-- CHALLENGE --
Copy out every line of the data exactly.

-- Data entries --
----
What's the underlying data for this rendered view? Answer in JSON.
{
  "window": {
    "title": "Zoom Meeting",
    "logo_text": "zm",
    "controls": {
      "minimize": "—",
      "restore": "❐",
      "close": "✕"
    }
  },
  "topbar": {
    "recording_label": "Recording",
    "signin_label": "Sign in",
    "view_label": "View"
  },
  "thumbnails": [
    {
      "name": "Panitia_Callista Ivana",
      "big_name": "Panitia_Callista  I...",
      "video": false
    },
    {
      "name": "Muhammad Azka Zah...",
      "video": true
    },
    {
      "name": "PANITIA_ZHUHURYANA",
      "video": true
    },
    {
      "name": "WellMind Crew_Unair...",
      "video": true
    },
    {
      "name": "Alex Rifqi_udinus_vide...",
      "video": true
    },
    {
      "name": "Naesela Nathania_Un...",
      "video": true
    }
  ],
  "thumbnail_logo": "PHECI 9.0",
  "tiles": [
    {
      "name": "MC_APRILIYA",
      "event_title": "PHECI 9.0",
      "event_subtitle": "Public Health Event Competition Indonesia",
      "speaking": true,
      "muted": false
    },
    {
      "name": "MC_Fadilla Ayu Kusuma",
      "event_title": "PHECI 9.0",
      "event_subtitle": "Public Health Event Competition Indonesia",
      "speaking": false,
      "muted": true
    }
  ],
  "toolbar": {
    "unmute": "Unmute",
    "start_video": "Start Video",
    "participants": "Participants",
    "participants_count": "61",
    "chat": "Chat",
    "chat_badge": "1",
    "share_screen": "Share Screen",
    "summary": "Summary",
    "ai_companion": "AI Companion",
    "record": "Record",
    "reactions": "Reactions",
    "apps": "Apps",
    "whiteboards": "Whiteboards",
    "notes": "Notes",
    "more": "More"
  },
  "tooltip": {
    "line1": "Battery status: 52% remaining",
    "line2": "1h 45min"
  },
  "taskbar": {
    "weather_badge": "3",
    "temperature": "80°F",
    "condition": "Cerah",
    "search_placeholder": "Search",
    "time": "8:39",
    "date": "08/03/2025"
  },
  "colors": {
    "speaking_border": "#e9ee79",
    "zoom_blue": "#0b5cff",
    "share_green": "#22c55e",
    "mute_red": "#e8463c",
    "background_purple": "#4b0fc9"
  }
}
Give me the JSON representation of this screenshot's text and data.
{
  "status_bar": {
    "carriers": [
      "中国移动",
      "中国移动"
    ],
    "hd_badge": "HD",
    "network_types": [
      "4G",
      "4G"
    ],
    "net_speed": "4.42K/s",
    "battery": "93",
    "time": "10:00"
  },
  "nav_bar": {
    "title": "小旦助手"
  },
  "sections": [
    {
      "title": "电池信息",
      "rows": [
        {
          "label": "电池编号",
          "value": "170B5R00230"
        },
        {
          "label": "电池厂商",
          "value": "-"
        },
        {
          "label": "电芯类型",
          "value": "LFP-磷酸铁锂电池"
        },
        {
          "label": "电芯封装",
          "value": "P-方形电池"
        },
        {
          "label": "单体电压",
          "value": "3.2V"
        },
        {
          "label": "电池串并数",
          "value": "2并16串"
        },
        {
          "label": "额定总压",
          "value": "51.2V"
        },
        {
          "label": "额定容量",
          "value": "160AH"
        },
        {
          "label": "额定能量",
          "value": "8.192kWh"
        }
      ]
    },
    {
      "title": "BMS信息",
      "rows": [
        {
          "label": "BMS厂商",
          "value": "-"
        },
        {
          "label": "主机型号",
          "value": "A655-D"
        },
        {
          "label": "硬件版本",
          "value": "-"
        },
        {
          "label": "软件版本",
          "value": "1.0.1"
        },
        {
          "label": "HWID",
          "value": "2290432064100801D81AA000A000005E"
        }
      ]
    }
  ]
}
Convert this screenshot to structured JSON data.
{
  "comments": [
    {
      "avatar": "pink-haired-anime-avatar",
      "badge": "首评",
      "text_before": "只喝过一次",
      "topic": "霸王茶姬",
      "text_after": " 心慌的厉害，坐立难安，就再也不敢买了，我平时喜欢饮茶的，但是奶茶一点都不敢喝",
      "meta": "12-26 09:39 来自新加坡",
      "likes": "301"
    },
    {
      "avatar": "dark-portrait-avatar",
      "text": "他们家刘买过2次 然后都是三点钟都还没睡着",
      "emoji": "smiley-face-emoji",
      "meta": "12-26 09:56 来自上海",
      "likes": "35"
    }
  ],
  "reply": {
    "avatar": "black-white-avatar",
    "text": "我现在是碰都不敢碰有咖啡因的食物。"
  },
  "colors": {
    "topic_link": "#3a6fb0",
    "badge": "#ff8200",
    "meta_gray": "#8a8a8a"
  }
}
----
-- TASK RESPONSE --
What's the underlying data for this rendered view? Answer in JSON.
{
  "window": {
    "title": "Zoom Meeting",
    "logo_text": "zm",
    "controls": {
      "minimize": "—",
      "restore": "❐",
      "close": "✕"
    }
  },
  "topbar": {
    "recording_label": "Recording",
    "signin_label": "Sign in",
    "view_label": "View"
  },
  "thumbnails": [
    {
      "name": "Panitia_Callista Ivana",
      "big_name": "Panitia_Callista  I...",
      "video": false
    },
    {
      "name": "Muhammad Azka Zah...",
      "video": true
    },
    {
      "name": "PANITIA_ZHUHURYANA",
      "video": true
    },
    {
      "name": "WellMind Crew_Unair...",
      "video": true
    },
    {
      "name": "Alex Rifqi_udinus_vide...",
      "video": true
    },
    {
      "name": "Naesela Nathania_Un...",
      "video": true
    }
  ],
  "thumbnail_logo": "PHECI 9.0",
  "tiles": [
    {
      "name": "MC_APRILIYA",
      "event_title": "PHECI 9.0",
      "event_subtitle": "Public Health Event Competition Indonesia",
      "speaking": true,
      "muted": false
    },
    {
      "name": "MC_Fadilla Ayu Kusuma",
      "event_title": "PHECI 9.0",
      "event_subtitle": "Public Health Event Competition Indonesia",
      "speaking": false,
      "muted": true
    }
  ],
  "toolbar": {
    "unmute": "Unmute",
    "start_video": "Start Video",
    "participants": "Participants",
    "participants_count": "61",
    "chat": "Chat",
    "chat_badge": "1",
    "share_screen": "Share Screen",
    "summary": "Summary",
    "ai_companion": "AI Companion",
    "record": "Record",
    "reactions": "Reactions",
    "apps": "Apps",
    "whiteboards": "Whiteboards",
    "notes": "Notes",
    "more": "More"
  },
  "tooltip": {
    "line1": "Battery status: 52% remaining",
    "line2": "1h 45min"
  },
  "taskbar": {
    "weather_badge": "3",
    "temperature": "80°F",
    "condition": "Cerah",
    "search_placeholder": "Search",
    "time": "8:39",
    "date": "08/03/2025"
  },
  "colors": {
    "speaking_border": "#e9ee79",
    "zoom_blue": "#0b5cff",
    "share_green": "#22c55e",
    "mute_red": "#e8463c",
    "background_purple": "#4b0fc9"
  }
}
Give me the JSON representation of this screenshot's text and data.
{
  "status_bar": {
    "carriers": [
      "中国移动",
      "中国移动"
    ],
    "hd_badge": "HD",
    "network_types": [
      "4G",
      "4G"
    ],
    "net_speed": "4.42K/s",
    "battery": "93",
    "time": "10:00"
  },
  "nav_bar": {
    "title": "小旦助手"
  },
  "sections": [
    {
      "title": "电池信息",
      "rows": [
        {
          "label": "电池编号",
          "value": "170B5R00230"
        },
        {
          "label": "电池厂商",
          "value": "-"
        },
        {
          "label": "电芯类型",
          "value": "LFP-磷酸铁锂电池"
        },
        {
          "label": "电芯封装",
          "value": "P-方形电池"
        },
        {
          "label": "单体电压",
          "value": "3.2V"
        },
        {
          "label": "电池串并数",
          "value": "2并16串"
        },
        {
          "label": "额定总压",
          "value": "51.2V"
        },
        {
          "label": "额定容量",
          "value": "160AH"
        },
        {
          "label": "额定能量",
          "value": "8.192kWh"
        }
      ]
    },
    {
      "title": "BMS信息",
      "rows": [
        {
          "label": "BMS厂商",
          "value": "-"
        },
        {
          "label": "主机型号",
          "value": "A655-D"
        },
        {
          "label": "硬件版本",
          "value": "-"
        },
        {
          "label": "软件版本",
          "value": "1.0.1"
        },
        {
          "label": "HWID",
          "value": "2290432064100801D81AA000A000005E"
        }
      ]
    }
  ]
}
Convert this screenshot to structured JSON data.
{
  "comments": [
    {
      "avatar": "pink-haired-anime-avatar",
      "badge": "首评",
      "text_before": "只喝过一次",
      "topic": "霸王茶姬",
      "text_after": " 心慌的厉害，坐立难安，就再也不敢买了，我平时喜欢饮茶的，但是奶茶一点都不敢喝",
      "meta": "12-26 09:39 来自新加坡",
      "likes": "301"
    },
    {
      "avatar": "dark-portrait-avatar",
      "text": "他们家刘买过2次 然后都是三点钟都还没睡着",
      "emoji": "smiley-face-emoji",
      "meta": "12-26 09:56 来自上海",
      "likes": "35"
    }
  ],
  "reply": {
    "avatar": "black-white-avatar",
    "text": "我现在是碰都不敢碰有咖啡因的食物。"
  },
  "colors": {
    "topic_link": "#3a6fb0",
    "badge": "#ff8200",
    "meta_gray": "#8a8a8a"
  }
}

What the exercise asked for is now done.